Which lines below hold the word "JSON"? Copy all of them.

* START *

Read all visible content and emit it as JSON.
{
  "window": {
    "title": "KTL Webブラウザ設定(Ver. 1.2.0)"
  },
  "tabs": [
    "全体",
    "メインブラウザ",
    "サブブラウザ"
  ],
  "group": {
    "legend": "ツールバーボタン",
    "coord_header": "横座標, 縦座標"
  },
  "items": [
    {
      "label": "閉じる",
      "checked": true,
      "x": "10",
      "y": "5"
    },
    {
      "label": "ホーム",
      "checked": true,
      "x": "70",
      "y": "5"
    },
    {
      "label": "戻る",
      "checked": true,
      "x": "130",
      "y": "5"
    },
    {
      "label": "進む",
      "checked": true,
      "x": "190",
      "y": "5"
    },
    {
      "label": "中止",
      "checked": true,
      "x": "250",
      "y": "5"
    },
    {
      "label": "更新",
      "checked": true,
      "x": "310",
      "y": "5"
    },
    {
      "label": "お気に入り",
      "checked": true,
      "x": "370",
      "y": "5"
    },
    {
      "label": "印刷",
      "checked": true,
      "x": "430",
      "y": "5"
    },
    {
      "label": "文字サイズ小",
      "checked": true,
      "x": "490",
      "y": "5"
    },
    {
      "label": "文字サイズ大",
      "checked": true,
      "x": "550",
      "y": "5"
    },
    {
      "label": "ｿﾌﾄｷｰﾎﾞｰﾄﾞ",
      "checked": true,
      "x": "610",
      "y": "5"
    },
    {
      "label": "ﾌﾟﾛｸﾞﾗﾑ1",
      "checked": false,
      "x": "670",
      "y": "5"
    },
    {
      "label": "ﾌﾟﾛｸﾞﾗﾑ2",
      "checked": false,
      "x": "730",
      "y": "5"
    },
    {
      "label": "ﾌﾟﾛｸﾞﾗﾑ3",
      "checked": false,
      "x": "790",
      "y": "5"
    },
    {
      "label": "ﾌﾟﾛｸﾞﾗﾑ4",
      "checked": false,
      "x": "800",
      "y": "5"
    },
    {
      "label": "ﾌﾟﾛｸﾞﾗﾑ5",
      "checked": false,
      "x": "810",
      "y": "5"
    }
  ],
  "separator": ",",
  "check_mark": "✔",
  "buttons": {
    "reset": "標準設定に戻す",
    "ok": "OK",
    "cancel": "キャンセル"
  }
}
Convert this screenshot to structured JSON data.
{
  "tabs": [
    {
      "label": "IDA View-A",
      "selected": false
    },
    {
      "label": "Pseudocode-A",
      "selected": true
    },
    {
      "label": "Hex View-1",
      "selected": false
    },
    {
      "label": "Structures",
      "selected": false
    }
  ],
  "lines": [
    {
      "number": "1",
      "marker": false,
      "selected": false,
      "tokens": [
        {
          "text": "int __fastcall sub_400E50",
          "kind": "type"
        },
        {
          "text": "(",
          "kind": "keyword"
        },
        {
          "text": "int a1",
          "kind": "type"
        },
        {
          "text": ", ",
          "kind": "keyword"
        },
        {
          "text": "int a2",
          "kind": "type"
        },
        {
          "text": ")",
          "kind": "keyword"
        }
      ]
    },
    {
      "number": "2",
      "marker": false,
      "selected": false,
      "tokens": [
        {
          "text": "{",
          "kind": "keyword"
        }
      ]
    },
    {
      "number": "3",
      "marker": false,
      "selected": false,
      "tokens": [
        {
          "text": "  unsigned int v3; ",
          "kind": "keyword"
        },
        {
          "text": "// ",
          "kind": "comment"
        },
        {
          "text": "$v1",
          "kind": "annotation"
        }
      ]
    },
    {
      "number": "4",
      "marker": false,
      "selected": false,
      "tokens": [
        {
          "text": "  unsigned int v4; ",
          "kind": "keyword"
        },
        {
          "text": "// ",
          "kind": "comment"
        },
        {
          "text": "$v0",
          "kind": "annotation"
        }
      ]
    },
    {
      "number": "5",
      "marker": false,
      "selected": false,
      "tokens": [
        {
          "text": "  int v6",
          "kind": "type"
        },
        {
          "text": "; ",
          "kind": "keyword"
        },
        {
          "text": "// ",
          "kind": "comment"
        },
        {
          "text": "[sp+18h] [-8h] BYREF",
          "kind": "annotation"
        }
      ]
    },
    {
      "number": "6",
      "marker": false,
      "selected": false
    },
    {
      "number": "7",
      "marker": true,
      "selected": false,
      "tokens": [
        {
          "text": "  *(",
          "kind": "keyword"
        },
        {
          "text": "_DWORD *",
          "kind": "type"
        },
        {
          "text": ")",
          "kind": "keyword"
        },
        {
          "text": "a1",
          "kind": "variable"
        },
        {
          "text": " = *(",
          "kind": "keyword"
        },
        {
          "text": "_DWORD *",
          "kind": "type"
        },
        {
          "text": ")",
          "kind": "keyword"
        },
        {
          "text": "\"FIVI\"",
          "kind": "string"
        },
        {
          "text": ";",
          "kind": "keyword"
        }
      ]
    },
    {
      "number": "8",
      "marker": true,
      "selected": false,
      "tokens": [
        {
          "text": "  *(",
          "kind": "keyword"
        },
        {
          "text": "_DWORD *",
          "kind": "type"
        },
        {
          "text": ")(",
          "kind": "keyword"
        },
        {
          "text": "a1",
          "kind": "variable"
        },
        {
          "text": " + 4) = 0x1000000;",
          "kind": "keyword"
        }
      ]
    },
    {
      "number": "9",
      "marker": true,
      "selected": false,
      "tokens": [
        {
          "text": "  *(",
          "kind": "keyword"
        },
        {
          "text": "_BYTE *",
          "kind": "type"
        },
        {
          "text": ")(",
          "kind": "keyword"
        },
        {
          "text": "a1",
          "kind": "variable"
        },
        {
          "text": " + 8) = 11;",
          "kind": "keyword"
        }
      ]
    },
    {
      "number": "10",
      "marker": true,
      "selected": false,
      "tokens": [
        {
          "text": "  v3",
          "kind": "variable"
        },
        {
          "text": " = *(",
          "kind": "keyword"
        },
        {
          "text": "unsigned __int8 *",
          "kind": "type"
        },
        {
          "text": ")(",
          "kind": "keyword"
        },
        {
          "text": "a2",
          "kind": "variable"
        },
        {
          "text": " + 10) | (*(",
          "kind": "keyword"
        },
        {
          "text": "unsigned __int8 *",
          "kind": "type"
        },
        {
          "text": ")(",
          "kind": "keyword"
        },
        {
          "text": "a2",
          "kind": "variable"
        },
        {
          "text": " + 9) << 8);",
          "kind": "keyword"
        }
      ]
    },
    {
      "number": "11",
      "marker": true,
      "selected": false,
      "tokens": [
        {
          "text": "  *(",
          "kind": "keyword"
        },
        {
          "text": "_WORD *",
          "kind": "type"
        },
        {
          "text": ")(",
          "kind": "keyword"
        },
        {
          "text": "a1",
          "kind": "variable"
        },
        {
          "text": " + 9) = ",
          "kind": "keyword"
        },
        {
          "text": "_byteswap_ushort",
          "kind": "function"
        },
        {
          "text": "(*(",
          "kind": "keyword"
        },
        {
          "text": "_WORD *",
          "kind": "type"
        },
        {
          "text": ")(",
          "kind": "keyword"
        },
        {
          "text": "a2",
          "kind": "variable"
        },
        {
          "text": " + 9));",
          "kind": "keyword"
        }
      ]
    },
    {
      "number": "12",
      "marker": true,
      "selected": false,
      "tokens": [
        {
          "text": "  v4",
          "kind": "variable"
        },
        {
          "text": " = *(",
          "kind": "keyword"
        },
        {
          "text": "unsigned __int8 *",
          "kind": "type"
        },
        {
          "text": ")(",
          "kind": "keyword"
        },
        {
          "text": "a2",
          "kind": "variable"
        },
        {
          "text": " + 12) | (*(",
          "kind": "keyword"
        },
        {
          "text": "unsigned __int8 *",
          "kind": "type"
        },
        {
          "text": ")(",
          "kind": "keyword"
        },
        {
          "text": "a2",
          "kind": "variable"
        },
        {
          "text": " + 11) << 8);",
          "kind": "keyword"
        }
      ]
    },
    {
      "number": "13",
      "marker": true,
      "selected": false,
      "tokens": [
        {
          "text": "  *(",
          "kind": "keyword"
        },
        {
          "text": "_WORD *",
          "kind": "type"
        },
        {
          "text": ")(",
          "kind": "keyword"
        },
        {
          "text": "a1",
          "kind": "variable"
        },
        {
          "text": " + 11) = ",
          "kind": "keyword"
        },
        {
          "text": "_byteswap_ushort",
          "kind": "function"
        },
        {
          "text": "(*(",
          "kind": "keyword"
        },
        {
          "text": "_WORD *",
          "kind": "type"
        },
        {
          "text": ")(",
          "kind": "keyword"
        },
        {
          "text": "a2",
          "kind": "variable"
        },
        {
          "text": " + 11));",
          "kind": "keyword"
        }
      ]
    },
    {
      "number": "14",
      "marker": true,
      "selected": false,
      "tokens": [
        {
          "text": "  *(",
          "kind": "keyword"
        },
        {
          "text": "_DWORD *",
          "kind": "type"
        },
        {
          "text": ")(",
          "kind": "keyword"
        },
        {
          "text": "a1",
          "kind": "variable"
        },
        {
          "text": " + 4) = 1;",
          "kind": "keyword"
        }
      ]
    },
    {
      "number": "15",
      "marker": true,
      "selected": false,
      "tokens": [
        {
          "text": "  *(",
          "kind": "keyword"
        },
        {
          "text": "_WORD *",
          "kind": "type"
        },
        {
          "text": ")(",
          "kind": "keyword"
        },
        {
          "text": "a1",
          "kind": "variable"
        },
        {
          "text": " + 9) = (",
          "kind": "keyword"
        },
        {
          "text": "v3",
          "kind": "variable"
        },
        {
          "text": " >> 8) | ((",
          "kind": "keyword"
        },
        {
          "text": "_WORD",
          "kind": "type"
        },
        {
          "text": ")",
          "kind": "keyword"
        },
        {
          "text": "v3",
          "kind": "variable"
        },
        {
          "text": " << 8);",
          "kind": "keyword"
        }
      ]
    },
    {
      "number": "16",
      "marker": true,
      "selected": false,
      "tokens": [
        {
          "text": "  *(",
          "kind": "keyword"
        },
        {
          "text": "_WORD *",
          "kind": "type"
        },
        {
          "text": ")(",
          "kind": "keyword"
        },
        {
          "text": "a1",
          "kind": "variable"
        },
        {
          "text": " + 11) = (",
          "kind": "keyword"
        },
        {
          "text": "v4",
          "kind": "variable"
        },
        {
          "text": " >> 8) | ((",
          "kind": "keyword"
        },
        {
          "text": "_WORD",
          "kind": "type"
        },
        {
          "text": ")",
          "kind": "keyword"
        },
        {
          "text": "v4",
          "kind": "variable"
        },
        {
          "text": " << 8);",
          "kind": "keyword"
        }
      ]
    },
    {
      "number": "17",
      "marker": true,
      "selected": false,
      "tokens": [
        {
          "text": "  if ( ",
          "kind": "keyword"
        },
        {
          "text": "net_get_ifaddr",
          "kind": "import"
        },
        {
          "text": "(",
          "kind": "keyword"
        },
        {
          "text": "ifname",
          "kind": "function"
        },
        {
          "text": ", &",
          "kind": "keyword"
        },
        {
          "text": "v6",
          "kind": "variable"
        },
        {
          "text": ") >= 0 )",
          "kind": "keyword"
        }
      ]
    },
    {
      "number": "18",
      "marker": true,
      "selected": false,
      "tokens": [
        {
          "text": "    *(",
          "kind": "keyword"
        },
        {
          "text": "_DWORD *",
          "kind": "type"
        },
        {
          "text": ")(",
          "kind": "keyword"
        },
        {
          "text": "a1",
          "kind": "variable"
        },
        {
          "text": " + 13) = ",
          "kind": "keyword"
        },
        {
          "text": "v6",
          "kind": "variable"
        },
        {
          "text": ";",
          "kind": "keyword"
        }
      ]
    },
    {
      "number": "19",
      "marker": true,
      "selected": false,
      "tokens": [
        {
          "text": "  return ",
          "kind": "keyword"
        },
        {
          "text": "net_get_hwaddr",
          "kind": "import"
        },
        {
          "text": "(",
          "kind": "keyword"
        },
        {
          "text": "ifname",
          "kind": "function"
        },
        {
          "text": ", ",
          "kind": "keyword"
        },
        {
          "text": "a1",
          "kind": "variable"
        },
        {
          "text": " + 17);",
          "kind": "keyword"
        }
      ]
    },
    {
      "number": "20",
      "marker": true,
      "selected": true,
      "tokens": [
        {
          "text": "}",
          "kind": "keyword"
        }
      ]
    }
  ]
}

* END *

#### Finished answer:
Read all visible content and emit it as JSON.
Convert this screenshot to structured JSON data.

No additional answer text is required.